##### THE DATA #####
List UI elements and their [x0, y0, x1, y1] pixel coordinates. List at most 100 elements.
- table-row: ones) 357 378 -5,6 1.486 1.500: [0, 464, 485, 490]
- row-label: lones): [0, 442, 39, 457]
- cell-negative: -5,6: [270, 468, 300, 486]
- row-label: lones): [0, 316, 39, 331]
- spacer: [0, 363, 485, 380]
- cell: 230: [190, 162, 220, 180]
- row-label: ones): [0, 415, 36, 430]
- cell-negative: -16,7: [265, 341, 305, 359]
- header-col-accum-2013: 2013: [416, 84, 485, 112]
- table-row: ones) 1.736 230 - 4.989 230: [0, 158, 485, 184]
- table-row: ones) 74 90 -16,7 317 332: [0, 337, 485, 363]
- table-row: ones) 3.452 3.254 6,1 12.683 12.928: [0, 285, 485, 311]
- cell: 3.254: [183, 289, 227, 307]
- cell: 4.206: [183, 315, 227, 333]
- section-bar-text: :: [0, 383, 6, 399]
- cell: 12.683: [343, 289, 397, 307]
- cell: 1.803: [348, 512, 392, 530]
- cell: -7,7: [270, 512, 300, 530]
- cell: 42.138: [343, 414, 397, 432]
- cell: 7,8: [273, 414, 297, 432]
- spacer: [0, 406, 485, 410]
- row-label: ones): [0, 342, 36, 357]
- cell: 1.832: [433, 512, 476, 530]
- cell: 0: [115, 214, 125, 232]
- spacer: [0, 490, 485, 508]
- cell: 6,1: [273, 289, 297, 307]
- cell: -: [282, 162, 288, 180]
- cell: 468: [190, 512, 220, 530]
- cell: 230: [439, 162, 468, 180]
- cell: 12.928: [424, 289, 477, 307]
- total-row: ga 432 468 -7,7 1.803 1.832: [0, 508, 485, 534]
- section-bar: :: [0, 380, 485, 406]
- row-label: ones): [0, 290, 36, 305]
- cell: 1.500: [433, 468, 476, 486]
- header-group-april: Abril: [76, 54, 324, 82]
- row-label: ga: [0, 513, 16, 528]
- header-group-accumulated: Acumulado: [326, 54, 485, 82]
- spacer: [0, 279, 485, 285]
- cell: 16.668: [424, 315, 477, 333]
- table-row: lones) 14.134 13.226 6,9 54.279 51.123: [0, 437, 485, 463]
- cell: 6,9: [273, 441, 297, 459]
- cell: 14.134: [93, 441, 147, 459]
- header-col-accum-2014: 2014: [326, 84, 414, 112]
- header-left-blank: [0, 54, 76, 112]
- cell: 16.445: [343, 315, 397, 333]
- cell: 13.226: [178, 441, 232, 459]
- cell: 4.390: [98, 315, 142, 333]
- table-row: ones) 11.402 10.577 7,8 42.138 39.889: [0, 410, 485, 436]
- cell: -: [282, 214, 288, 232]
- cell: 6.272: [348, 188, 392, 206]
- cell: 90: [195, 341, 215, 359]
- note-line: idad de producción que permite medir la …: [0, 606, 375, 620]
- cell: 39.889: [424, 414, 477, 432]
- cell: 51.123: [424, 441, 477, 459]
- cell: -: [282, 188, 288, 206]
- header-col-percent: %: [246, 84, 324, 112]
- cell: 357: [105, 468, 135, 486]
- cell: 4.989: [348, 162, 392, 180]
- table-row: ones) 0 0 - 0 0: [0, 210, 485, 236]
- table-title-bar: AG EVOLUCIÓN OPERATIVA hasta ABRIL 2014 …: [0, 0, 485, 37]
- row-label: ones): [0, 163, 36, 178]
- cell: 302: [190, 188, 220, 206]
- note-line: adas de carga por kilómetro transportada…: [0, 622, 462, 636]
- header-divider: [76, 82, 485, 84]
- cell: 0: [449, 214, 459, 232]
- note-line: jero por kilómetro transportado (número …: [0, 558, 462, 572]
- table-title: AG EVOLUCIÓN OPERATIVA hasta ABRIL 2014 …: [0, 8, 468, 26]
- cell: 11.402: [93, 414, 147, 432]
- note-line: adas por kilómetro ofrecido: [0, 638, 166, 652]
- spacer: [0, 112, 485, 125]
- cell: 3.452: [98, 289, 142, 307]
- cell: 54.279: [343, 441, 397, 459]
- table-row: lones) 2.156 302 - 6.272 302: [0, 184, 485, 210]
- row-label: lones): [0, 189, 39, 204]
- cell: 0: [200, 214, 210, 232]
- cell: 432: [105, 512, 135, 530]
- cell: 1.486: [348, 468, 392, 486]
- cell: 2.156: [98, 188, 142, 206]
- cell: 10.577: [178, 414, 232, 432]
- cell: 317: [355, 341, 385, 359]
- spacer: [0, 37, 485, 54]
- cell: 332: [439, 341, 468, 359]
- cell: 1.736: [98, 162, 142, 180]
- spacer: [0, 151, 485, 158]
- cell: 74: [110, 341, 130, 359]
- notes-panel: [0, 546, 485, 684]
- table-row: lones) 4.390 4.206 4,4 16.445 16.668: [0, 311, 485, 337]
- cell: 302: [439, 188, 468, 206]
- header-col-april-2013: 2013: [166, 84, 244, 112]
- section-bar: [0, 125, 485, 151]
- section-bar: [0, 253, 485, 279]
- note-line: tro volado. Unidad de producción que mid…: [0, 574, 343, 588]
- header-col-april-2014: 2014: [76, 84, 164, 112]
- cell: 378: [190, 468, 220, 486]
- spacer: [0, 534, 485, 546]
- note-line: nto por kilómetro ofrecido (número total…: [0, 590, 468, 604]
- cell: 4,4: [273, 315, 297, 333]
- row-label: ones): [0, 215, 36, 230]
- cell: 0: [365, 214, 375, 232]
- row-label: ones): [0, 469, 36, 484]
#####
DIRECTIONS FOR THIS TASK: Starting with the first line above and ending with the line that contains "- row-label: lones): [0, 316, 39, 331]", write those lines out again, updating each "row-label" to "row-heading" and leaving everything else unchanged.

TASK RESPONSE:
List UI elements and their [x0, y0, x1, y1] pixel coordinates. List at most 100 elements.
- table-row: ones) 357 378 -5,6 1.486 1.500: [0, 464, 485, 490]
- row-heading: lones): [0, 442, 39, 457]
- cell-negative: -5,6: [270, 468, 300, 486]
- row-heading: lones): [0, 316, 39, 331]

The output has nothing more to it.